> _EXERCISE INSTRUCTIONS_
Could you return every one of the items below verbatim, with no changes at all?

> _INFORMATION PROVIDED_
┄┄┄┄┄┄┄┄┄┄
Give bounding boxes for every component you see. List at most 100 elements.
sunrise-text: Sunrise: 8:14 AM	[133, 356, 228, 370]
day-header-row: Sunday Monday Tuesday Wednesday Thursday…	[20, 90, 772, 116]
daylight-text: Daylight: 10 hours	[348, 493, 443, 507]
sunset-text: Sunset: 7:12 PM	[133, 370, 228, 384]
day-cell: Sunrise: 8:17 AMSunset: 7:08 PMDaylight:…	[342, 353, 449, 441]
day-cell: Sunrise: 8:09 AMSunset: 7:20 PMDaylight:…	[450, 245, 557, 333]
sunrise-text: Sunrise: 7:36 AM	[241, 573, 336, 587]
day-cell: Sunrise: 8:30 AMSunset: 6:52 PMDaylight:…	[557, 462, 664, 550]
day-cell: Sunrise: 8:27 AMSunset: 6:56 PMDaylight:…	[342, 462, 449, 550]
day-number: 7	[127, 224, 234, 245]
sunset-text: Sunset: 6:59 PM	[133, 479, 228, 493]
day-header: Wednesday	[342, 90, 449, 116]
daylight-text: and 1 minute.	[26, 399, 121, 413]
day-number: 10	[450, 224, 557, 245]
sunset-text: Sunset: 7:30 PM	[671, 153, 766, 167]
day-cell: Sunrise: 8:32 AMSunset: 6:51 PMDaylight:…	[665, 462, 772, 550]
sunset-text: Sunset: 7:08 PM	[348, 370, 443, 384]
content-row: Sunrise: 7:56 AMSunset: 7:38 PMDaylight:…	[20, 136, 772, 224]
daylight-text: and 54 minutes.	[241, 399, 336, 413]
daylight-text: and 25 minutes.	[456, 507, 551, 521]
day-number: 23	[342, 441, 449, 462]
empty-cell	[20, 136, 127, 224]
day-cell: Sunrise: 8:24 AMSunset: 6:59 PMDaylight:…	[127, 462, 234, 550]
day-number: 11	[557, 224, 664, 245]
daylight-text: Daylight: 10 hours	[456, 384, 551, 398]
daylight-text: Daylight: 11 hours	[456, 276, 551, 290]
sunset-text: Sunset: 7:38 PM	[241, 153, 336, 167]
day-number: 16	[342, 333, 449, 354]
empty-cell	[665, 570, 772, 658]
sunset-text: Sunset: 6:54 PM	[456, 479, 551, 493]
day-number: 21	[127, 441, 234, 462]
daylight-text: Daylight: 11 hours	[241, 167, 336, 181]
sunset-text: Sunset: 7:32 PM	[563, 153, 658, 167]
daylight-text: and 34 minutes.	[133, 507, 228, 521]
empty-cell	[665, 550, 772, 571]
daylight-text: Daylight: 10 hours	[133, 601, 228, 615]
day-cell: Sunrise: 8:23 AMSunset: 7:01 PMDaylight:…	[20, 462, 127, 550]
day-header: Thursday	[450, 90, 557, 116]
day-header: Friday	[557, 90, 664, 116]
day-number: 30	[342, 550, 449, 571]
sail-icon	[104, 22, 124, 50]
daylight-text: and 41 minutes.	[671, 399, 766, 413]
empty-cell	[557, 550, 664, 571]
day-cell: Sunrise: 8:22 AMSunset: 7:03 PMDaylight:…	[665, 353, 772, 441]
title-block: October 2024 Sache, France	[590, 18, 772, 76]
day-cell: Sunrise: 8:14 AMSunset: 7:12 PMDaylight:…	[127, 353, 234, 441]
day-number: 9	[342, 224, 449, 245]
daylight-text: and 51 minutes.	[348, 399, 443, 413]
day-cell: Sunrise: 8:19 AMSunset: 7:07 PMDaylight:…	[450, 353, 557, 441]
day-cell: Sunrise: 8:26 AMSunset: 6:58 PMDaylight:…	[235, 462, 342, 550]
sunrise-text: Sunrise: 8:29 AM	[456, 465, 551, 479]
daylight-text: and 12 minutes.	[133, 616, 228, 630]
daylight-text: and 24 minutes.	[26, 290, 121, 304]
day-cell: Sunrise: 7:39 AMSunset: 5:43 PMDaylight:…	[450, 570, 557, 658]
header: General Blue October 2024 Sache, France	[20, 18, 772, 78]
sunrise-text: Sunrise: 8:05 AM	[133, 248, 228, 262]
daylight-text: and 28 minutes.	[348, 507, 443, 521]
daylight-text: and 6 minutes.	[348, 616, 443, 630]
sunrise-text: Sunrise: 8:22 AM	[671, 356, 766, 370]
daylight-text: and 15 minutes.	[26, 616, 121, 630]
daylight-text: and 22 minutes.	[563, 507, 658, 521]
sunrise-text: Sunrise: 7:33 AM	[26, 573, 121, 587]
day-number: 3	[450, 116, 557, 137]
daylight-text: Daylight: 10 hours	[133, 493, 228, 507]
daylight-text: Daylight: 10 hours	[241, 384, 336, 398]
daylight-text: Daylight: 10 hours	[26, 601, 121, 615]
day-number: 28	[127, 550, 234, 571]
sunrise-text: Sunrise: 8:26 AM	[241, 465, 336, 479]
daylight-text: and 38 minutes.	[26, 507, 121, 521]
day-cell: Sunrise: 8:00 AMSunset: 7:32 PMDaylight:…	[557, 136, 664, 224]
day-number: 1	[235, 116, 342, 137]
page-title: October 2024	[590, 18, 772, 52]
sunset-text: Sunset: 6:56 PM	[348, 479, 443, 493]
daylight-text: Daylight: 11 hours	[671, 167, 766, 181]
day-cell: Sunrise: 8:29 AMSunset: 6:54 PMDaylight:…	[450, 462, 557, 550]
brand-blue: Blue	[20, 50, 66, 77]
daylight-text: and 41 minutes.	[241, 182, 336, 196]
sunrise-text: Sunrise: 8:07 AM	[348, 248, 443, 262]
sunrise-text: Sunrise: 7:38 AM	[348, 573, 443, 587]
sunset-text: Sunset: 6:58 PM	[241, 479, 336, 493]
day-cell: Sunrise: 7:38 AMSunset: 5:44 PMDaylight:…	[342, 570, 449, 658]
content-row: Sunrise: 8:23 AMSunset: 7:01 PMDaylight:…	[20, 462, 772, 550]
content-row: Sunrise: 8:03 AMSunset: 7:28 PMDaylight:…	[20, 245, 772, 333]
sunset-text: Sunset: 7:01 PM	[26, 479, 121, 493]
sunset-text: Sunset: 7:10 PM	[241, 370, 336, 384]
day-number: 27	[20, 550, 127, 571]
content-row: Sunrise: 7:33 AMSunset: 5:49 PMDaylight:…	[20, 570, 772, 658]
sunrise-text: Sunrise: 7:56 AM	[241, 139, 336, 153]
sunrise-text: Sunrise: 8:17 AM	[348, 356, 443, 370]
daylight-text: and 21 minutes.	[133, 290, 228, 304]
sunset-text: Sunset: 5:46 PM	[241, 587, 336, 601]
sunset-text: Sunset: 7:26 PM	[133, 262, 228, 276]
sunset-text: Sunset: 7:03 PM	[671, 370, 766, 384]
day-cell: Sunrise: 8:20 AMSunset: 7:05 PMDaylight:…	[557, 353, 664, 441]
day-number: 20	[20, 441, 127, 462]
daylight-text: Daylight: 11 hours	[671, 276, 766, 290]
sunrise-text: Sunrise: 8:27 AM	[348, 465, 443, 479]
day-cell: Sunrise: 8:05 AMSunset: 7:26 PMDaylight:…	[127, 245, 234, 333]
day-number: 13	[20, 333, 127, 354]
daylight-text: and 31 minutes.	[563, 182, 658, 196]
┄┄┄┄┄┄┄┄┄┄
> _COMPLETED EXERCISE_
Give bounding boxes for every component you see. List at most 100 elements.
sunrise-text: Sunrise: 8:14 AM	[133, 356, 228, 370]
day-header-row: Sunday Monday Tuesday Wednesday Thursday…	[20, 90, 772, 116]
daylight-text: Daylight: 10 hours	[348, 493, 443, 507]
sunset-text: Sunset: 7:12 PM	[133, 370, 228, 384]
day-cell: Sunrise: 8:17 AMSunset: 7:08 PMDaylight:…	[342, 353, 449, 441]
day-cell: Sunrise: 8:09 AMSunset: 7:20 PMDaylight:…	[450, 245, 557, 333]
sunrise-text: Sunrise: 7:36 AM	[241, 573, 336, 587]
day-cell: Sunrise: 8:30 AMSunset: 6:52 PMDaylight:…	[557, 462, 664, 550]
day-cell: Sunrise: 8:27 AMSunset: 6:56 PMDaylight:…	[342, 462, 449, 550]
day-number: 7	[127, 224, 234, 245]
sunset-text: Sunset: 6:59 PM	[133, 479, 228, 493]
day-header: Wednesday	[342, 90, 449, 116]
daylight-text: and 1 minute.	[26, 399, 121, 413]
day-number: 10	[450, 224, 557, 245]
sunset-text: Sunset: 7:30 PM	[671, 153, 766, 167]
day-cell: Sunrise: 8:32 AMSunset: 6:51 PMDaylight:…	[665, 462, 772, 550]
sunset-text: Sunset: 7:08 PM	[348, 370, 443, 384]
content-row: Sunrise: 7:56 AMSunset: 7:38 PMDaylight:…	[20, 136, 772, 224]
daylight-text: and 54 minutes.	[241, 399, 336, 413]
daylight-text: and 25 minutes.	[456, 507, 551, 521]
day-number: 23	[342, 441, 449, 462]
empty-cell	[20, 136, 127, 224]
day-cell: Sunrise: 8:24 AMSunset: 6:59 PMDaylight:…	[127, 462, 234, 550]
day-number: 11	[557, 224, 664, 245]
daylight-text: Daylight: 10 hours	[456, 384, 551, 398]
daylight-text: Daylight: 11 hours	[456, 276, 551, 290]
sunset-text: Sunset: 7:38 PM	[241, 153, 336, 167]
day-number: 16	[342, 333, 449, 354]
empty-cell	[665, 570, 772, 658]
sunset-text: Sunset: 6:54 PM	[456, 479, 551, 493]
day-number: 21	[127, 441, 234, 462]
daylight-text: Daylight: 11 hours	[241, 167, 336, 181]
sunset-text: Sunset: 7:32 PM	[563, 153, 658, 167]
daylight-text: and 34 minutes.	[133, 507, 228, 521]
empty-cell	[665, 550, 772, 571]
daylight-text: Daylight: 10 hours	[133, 601, 228, 615]
day-cell: Sunrise: 8:23 AMSunset: 7:01 PMDaylight:…	[20, 462, 127, 550]
day-header: Thursday	[450, 90, 557, 116]
day-header: Friday	[557, 90, 664, 116]
day-number: 30	[342, 550, 449, 571]
sail-icon	[104, 22, 124, 50]
daylight-text: and 41 minutes.	[671, 399, 766, 413]
empty-cell	[557, 550, 664, 571]
day-cell: Sunrise: 8:22 AMSunset: 7:03 PMDaylight:…	[665, 353, 772, 441]
title-block: October 2024 Sache, France	[590, 18, 772, 76]
day-cell: Sunrise: 8:14 AMSunset: 7:12 PMDaylight:…	[127, 353, 234, 441]
day-number: 9	[342, 224, 449, 245]
daylight-text: and 51 minutes.	[348, 399, 443, 413]
day-cell: Sunrise: 8:19 AMSunset: 7:07 PMDaylight:…	[450, 353, 557, 441]
day-cell: Sunrise: 8:26 AMSunset: 6:58 PMDaylight:…	[235, 462, 342, 550]
sunrise-text: Sunrise: 8:29 AM	[456, 465, 551, 479]
daylight-text: and 12 minutes.	[133, 616, 228, 630]
daylight-text: and 24 minutes.	[26, 290, 121, 304]
day-cell: Sunrise: 7:39 AMSunset: 5:43 PMDaylight:…	[450, 570, 557, 658]
header: General Blue October 2024 Sache, France	[20, 18, 772, 78]
sunrise-text: Sunrise: 8:05 AM	[133, 248, 228, 262]
daylight-text: and 28 minutes.	[348, 507, 443, 521]
daylight-text: and 6 minutes.	[348, 616, 443, 630]
sunrise-text: Sunrise: 8:22 AM	[671, 356, 766, 370]
daylight-text: and 15 minutes.	[26, 616, 121, 630]
daylight-text: and 22 minutes.	[563, 507, 658, 521]
sunrise-text: Sunrise: 7:33 AM	[26, 573, 121, 587]
day-number: 3	[450, 116, 557, 137]
daylight-text: Daylight: 10 hours	[133, 493, 228, 507]
daylight-text: Daylight: 10 hours	[241, 384, 336, 398]
daylight-text: Daylight: 10 hours	[26, 601, 121, 615]
day-number: 28	[127, 550, 234, 571]
sunrise-text: Sunrise: 8:26 AM	[241, 465, 336, 479]
daylight-text: and 38 minutes.	[26, 507, 121, 521]
day-cell: Sunrise: 8:00 AMSunset: 7:32 PMDaylight:…	[557, 136, 664, 224]
day-number: 1	[235, 116, 342, 137]
page-title: October 2024	[590, 18, 772, 52]
sunset-text: Sunset: 6:56 PM	[348, 479, 443, 493]
daylight-text: Daylight: 11 hours	[671, 167, 766, 181]
day-cell: Sunrise: 8:29 AMSunset: 6:54 PMDaylight:…	[450, 462, 557, 550]
brand-blue: Blue	[20, 50, 66, 77]
daylight-text: and 41 minutes.	[241, 182, 336, 196]
sunrise-text: Sunrise: 8:07 AM	[348, 248, 443, 262]
sunrise-text: Sunrise: 7:38 AM	[348, 573, 443, 587]
sunset-text: Sunset: 6:58 PM	[241, 479, 336, 493]
day-cell: Sunrise: 7:38 AMSunset: 5:44 PMDaylight:…	[342, 570, 449, 658]
content-row: Sunrise: 8:23 AMSunset: 7:01 PMDaylight:…	[20, 462, 772, 550]
content-row: Sunrise: 8:03 AMSunset: 7:28 PMDaylight:…	[20, 245, 772, 333]
sunset-text: Sunset: 7:01 PM	[26, 479, 121, 493]
sunset-text: Sunset: 7:10 PM	[241, 370, 336, 384]
day-number: 27	[20, 550, 127, 571]
content-row: Sunrise: 7:33 AMSunset: 5:49 PMDaylight:…	[20, 570, 772, 658]
sunrise-text: Sunrise: 7:56 AM	[241, 139, 336, 153]
sunrise-text: Sunrise: 8:17 AM	[348, 356, 443, 370]
daylight-text: and 21 minutes.	[133, 290, 228, 304]
sunset-text: Sunset: 5:46 PM	[241, 587, 336, 601]
sunset-text: Sunset: 7:26 PM	[133, 262, 228, 276]
sunset-text: Sunset: 7:03 PM	[671, 370, 766, 384]
day-cell: Sunrise: 8:20 AMSunset: 7:05 PMDaylight:…	[557, 353, 664, 441]
day-number: 20	[20, 441, 127, 462]
daylight-text: Daylight: 11 hours	[671, 276, 766, 290]
sunrise-text: Sunrise: 8:27 AM	[348, 465, 443, 479]
day-cell: Sunrise: 8:05 AMSunset: 7:26 PMDaylight:…	[127, 245, 234, 333]
day-number: 13	[20, 333, 127, 354]
daylight-text: and 31 minutes.	[563, 182, 658, 196]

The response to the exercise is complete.